_Work instructions_
Reproduce all of the data exactly, with no line skipped.

_Material shown_
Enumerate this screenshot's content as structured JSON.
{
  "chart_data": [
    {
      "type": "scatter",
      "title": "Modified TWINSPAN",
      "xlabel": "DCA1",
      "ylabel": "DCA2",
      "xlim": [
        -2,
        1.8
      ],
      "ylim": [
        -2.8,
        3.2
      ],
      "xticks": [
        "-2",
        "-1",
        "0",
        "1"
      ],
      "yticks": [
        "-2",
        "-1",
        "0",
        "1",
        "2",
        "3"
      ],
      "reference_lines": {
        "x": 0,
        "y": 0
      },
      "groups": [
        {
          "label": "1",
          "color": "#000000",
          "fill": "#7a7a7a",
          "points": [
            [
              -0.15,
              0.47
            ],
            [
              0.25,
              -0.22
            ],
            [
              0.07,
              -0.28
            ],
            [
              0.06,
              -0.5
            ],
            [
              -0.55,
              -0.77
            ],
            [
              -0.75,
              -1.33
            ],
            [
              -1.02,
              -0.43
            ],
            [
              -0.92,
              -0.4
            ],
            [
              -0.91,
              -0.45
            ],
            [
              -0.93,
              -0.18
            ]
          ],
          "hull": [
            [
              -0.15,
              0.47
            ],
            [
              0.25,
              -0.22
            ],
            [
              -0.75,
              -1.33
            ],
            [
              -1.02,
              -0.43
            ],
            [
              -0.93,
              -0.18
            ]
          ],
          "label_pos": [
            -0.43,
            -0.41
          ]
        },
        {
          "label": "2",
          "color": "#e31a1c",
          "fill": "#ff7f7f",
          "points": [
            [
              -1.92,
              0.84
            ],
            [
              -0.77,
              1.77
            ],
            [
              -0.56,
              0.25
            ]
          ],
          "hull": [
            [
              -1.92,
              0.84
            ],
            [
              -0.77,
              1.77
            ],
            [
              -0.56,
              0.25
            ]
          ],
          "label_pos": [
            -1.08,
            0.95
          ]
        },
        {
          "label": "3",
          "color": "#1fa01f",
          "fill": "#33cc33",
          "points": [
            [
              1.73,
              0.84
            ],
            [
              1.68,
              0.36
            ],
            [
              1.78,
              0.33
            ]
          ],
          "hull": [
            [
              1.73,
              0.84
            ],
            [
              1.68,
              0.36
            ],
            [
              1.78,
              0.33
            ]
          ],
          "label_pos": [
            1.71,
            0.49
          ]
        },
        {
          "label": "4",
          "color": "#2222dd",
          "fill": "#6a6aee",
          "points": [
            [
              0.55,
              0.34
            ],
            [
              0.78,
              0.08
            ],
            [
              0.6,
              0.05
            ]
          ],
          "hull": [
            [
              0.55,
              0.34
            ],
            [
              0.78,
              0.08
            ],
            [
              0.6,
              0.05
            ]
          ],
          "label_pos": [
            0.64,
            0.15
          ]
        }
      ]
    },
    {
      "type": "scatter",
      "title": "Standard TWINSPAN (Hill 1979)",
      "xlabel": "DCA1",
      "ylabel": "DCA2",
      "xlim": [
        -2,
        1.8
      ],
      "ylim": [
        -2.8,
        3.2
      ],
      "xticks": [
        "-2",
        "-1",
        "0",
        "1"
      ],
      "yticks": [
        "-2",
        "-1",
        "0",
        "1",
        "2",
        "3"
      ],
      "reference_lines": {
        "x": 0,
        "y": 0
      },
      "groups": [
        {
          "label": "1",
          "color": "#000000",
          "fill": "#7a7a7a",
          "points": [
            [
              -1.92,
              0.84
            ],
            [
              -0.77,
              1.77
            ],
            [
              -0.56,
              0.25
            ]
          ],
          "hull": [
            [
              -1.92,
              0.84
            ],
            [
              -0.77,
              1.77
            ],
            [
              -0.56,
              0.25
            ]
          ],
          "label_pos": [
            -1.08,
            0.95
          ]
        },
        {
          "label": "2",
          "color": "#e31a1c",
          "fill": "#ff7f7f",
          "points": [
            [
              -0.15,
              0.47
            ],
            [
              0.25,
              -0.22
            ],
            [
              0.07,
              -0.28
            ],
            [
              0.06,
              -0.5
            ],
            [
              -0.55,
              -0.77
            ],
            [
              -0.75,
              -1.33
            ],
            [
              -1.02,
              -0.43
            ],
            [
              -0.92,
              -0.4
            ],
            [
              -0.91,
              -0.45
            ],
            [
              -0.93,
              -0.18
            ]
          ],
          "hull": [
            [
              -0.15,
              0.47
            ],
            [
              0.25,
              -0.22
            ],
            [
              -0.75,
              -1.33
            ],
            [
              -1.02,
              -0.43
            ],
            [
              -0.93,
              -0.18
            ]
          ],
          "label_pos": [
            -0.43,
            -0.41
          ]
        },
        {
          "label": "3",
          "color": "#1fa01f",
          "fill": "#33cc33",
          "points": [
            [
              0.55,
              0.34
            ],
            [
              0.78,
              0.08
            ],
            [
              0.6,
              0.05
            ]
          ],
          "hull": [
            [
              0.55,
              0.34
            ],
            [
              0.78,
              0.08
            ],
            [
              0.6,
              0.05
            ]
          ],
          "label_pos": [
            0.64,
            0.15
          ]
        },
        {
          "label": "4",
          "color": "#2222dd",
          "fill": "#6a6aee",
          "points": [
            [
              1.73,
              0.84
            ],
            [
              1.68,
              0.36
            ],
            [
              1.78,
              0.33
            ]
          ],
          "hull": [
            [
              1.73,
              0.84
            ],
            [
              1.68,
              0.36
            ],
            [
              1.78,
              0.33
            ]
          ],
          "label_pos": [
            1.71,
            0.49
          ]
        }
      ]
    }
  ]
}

_The completed task_
Enumerate this screenshot's content as structured JSON.
{
  "chart_data": [
    {
      "type": "scatter",
      "title": "Modified TWINSPAN",
      "xlabel": "DCA1",
      "ylabel": "DCA2",
      "xlim": [
        -2,
        1.8
      ],
      "ylim": [
        -2.8,
        3.2
      ],
      "xticks": [
        "-2",
        "-1",
        "0",
        "1"
      ],
      "yticks": [
        "-2",
        "-1",
        "0",
        "1",
        "2",
        "3"
      ],
      "reference_lines": {
        "x": 0,
        "y": 0
      },
      "groups": [
        {
          "label": "1",
          "color": "#000000",
          "fill": "#7a7a7a",
          "points": [
            [
              -0.15,
              0.47
            ],
            [
              0.25,
              -0.22
            ],
            [
              0.07,
              -0.28
            ],
            [
              0.06,
              -0.5
            ],
            [
              -0.55,
              -0.77
            ],
            [
              -0.75,
              -1.33
            ],
            [
              -1.02,
              -0.43
            ],
            [
              -0.92,
              -0.4
            ],
            [
              -0.91,
              -0.45
            ],
            [
              -0.93,
              -0.18
            ]
          ],
          "hull": [
            [
              -0.15,
              0.47
            ],
            [
              0.25,
              -0.22
            ],
            [
              -0.75,
              -1.33
            ],
            [
              -1.02,
              -0.43
            ],
            [
              -0.93,
              -0.18
            ]
          ],
          "label_pos": [
            -0.43,
            -0.41
          ]
        },
        {
          "label": "2",
          "color": "#e31a1c",
          "fill": "#ff7f7f",
          "points": [
            [
              -1.92,
              0.84
            ],
            [
              -0.77,
              1.77
            ],
            [
              -0.56,
              0.25
            ]
          ],
          "hull": [
            [
              -1.92,
              0.84
            ],
            [
              -0.77,
              1.77
            ],
            [
              -0.56,
              0.25
            ]
          ],
          "label_pos": [
            -1.08,
            0.95
          ]
        },
        {
          "label": "3",
          "color": "#1fa01f",
          "fill": "#33cc33",
          "points": [
            [
              1.73,
              0.84
            ],
            [
              1.68,
              0.36
            ],
            [
              1.78,
              0.33
            ]
          ],
          "hull": [
            [
              1.73,
              0.84
            ],
            [
              1.68,
              0.36
            ],
            [
              1.78,
              0.33
            ]
          ],
          "label_pos": [
            1.71,
            0.49
          ]
        },
        {
          "label": "4",
          "color": "#2222dd",
          "fill": "#6a6aee",
          "points": [
            [
              0.55,
              0.34
            ],
            [
              0.78,
              0.08
            ],
            [
              0.6,
              0.05
            ]
          ],
          "hull": [
            [
              0.55,
              0.34
            ],
            [
              0.78,
              0.08
            ],
            [
              0.6,
              0.05
            ]
          ],
          "label_pos": [
            0.64,
            0.15
          ]
        }
      ]
    },
    {
      "type": "scatter",
      "title": "Standard TWINSPAN (Hill 1979)",
      "xlabel": "DCA1",
      "ylabel": "DCA2",
      "xlim": [
        -2,
        1.8
      ],
      "ylim": [
        -2.8,
        3.2
      ],
      "xticks": [
        "-2",
        "-1",
        "0",
        "1"
      ],
      "yticks": [
        "-2",
        "-1",
        "0",
        "1",
        "2",
        "3"
      ],
      "reference_lines": {
        "x": 0,
        "y": 0
      },
      "groups": [
        {
          "label": "1",
          "color": "#000000",
          "fill": "#7a7a7a",
          "points": [
            [
              -1.92,
              0.84
            ],
            [
              -0.77,
              1.77
            ],
            [
              -0.56,
              0.25
            ]
          ],
          "hull": [
            [
              -1.92,
              0.84
            ],
            [
              -0.77,
              1.77
            ],
            [
              -0.56,
              0.25
            ]
          ],
          "label_pos": [
            -1.08,
            0.95
          ]
        },
        {
          "label": "2",
          "color": "#e31a1c",
          "fill": "#ff7f7f",
          "points": [
            [
              -0.15,
              0.47
            ],
            [
              0.25,
              -0.22
            ],
            [
              0.07,
              -0.28
            ],
            [
              0.06,
              -0.5
            ],
            [
              -0.55,
              -0.77
            ],
            [
              -0.75,
              -1.33
            ],
            [
              -1.02,
              -0.43
            ],
            [
              -0.92,
              -0.4
            ],
            [
              -0.91,
              -0.45
            ],
            [
              -0.93,
              -0.18
            ]
          ],
          "hull": [
            [
              -0.15,
              0.47
            ],
            [
              0.25,
              -0.22
            ],
            [
              -0.75,
              -1.33
            ],
            [
              -1.02,
              -0.43
            ],
            [
              -0.93,
              -0.18
            ]
          ],
          "label_pos": [
            -0.43,
            -0.41
          ]
        },
        {
          "label": "3",
          "color": "#1fa01f",
          "fill": "#33cc33",
          "points": [
            [
              0.55,
              0.34
            ],
            [
              0.78,
              0.08
            ],
            [
              0.6,
              0.05
            ]
          ],
          "hull": [
            [
              0.55,
              0.34
            ],
            [
              0.78,
              0.08
            ],
            [
              0.6,
              0.05
            ]
          ],
          "label_pos": [
            0.64,
            0.15
          ]
        },
        {
          "label": "4",
          "color": "#2222dd",
          "fill": "#6a6aee",
          "points": [
            [
              1.73,
              0.84
            ],
            [
              1.68,
              0.36
            ],
            [
              1.78,
              0.33
            ]
          ],
          "hull": [
            [
              1.73,
              0.84
            ],
            [
              1.68,
              0.36
            ],
            [
              1.78,
              0.33
            ]
          ],
          "label_pos": [
            1.71,
            0.49
          ]
        }
      ]
    }
  ]
}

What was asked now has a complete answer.